ИСХОДНЫЙ ТЕКСТ:
::::


      Но не думаю, что он бы мне понравился тогда.

      А я ему.

      Я был чересчур величественный молодой человек.

  3. комментарий блондинки 🙂

    «… Но если бы не эта его эмблематическая важность, то легкого, немучительного сожаления о кишиневском принце да десятка чудных стихотворений — для будущих антологий — было бы (лично мне) мимолетно достаточно» — неизменно потрясает такая кружевная подача мысли. Изгибы и барочные взаимопроникновения концептуальных смыслов завораживают, но и при повторном прочтении ничего, кроме красоты и загадочности словопостроений не обнаруживается… да и не надо оно мне, всё очень мимолётно достаточно…

  4. Послала, заказным.
    Там еще две небольшие книжки, для комплекта и полноты картины — моя и стихи Гоши, который в пору нашего с Вами знакомства приходился мне мужем и был с нами в Гантиади.

  5. Хорвата я прочел в «Знамени» в начале 90-х с предисловием чуть ли не Цветкова. Звучало сожаление, что на первый взгляд показалось похоже на Бродского, а до второго взгляда дело не дошло.
    Потом оказалось, что мои некоторые дружки-подружки знавали Хорвата в Москве.
    А замкнулась история моя в 95-м, в Израиле. Берестов, узнав, что я еду в Тель-Авив, попросил передать письмо знакомому поэту (он же — врач). У него, говорил Вал. Дм., большое горе — сын-поэт покончил самоубийством, Евгений Хорват.

::::

ИЗВЛЕЧЁННЫЕ ДАННЫЕ:
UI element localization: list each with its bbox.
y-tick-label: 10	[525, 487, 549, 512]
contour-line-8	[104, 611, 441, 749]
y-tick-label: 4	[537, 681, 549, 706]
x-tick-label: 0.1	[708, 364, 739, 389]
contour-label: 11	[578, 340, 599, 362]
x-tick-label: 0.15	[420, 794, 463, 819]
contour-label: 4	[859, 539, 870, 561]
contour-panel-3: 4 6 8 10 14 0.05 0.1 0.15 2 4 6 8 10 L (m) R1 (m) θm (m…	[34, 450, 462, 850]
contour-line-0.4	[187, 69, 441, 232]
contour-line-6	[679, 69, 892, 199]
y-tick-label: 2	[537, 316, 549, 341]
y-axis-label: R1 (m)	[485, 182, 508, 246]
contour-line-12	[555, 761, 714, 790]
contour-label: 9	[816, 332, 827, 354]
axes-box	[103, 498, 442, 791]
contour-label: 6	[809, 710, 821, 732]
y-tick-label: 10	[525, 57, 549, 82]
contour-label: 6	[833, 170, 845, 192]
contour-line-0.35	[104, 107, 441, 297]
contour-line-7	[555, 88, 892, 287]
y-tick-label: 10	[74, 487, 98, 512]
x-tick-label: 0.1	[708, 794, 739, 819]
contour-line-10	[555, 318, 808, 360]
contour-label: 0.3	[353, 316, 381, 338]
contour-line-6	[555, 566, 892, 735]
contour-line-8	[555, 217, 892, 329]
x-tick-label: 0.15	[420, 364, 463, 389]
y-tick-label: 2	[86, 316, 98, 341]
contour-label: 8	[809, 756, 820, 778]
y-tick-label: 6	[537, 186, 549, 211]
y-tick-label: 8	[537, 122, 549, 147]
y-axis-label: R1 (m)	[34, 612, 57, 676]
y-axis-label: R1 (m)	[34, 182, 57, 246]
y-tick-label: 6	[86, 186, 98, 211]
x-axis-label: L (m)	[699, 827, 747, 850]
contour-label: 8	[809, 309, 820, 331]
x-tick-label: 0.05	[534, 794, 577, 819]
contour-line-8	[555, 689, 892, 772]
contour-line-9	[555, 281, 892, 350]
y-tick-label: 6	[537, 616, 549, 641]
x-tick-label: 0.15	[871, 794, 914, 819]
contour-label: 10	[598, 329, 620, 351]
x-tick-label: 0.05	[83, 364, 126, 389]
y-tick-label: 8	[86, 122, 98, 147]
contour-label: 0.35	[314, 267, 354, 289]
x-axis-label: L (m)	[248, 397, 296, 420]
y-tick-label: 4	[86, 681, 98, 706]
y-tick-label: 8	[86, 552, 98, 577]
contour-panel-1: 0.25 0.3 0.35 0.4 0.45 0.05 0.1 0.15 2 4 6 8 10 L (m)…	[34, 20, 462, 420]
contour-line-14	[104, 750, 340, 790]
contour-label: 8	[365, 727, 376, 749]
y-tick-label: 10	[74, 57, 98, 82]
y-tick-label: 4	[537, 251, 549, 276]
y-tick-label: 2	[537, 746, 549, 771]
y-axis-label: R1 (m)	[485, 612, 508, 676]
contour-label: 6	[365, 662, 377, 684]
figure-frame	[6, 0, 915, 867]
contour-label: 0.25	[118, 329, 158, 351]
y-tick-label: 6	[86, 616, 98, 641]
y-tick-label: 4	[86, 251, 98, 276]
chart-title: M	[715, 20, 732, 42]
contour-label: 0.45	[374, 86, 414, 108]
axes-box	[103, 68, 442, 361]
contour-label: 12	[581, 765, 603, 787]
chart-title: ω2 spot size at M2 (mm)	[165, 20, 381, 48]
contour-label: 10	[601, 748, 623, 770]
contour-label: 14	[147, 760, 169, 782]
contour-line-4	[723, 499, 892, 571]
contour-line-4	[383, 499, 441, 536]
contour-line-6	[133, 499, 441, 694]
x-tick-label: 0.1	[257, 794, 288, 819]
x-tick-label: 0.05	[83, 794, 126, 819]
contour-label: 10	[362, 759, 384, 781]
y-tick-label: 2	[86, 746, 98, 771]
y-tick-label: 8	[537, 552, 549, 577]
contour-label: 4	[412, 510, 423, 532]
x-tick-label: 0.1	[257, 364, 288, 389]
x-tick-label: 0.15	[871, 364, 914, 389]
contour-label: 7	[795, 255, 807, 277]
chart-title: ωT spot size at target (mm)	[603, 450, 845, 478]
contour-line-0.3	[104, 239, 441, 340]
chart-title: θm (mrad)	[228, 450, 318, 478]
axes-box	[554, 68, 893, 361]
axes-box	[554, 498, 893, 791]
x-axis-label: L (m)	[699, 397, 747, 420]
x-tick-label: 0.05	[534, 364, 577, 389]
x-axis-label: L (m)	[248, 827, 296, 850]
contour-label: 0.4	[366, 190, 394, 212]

::::

ЗАДАНИЕ: Напишите продолжение комментариев, в которых вспоминают поэта Евгения Хорвата, начиная сразу после их последнего предложения. Материал здесь никакой роли не играет.

ОТВЕТ:
    Письмо я лично передал, но это тяжелый эпизод.

    • Предисловие — или я бы лучше воспользовался советским редакторским жаргоном — «врезка» и была Цветкова, в книге она есть. Ну… что же тут скажешь…

      Насколько я знаю, Добрович не просто врач, а врач-психиатр (его мемуар в книжке тоже есть). Тесть Хорвата, отец его немецкой жены, — обратно психиатр и, насколько я понял, даже пытался зятя «лечить» какими-то пилюлями.

      Это вообще тяжелый эпизод. Вся эта жизнь — тяжелый эпизод. Но я не хотел писать о его биографии, личности и т.п. Я с ним знаком не был. И я не испытываю никакой потребности в новых мифах типа «мифа Бориса Рыжего». Да и в старых не испытываю.

      Но те несколько стихотворений, что мне нравятся, хочется спасти. И у всей этой тяжкой истории есть свой смысл — не жизненно-поучительный, а литературно-исторический — его тоже хочется спасти, хотя бы для себя.

      О другом: я знаю, Лена передала Вашу статью М.

      • Вы о Хорвате написали прекрасно и пронзительно. И, действительно, без мифа «а ля Б.Р.», что удивительно.

        Да, действительно — Добрович. У меня крутилось всё — Дубровин (был такой «поэт» тоже).
        Надо бы книжку, действительно, найти…

        Лена мне писала, что близится такой катаклизм. Трепещу, как обычно…

  6. Как я рад, что Вы в моей френдленте!
    Мне иногда кажется, что история, судьба России пишется судьбами ее поэтов. Верно и обратное.
    Или по другому скажу. Очень возможно, что история наших грустных времен будет описываться и изучаться в контексте жизнеописаний современных нам поэтов.

    • Думаю, надо постараться перестать это делать. Тогда, может, и у поэтов дела получше пойдут, да и у России. Последнее даже точно.

      Все ведь зависит от того, каких поэтов мы берем для «жизнеописаний» — Надсонов, Есениных, Борисов Рыжих… Или Тютчева или Фета, проживших, в сущности, счастливые, хотя, конечно, и непростые жизни.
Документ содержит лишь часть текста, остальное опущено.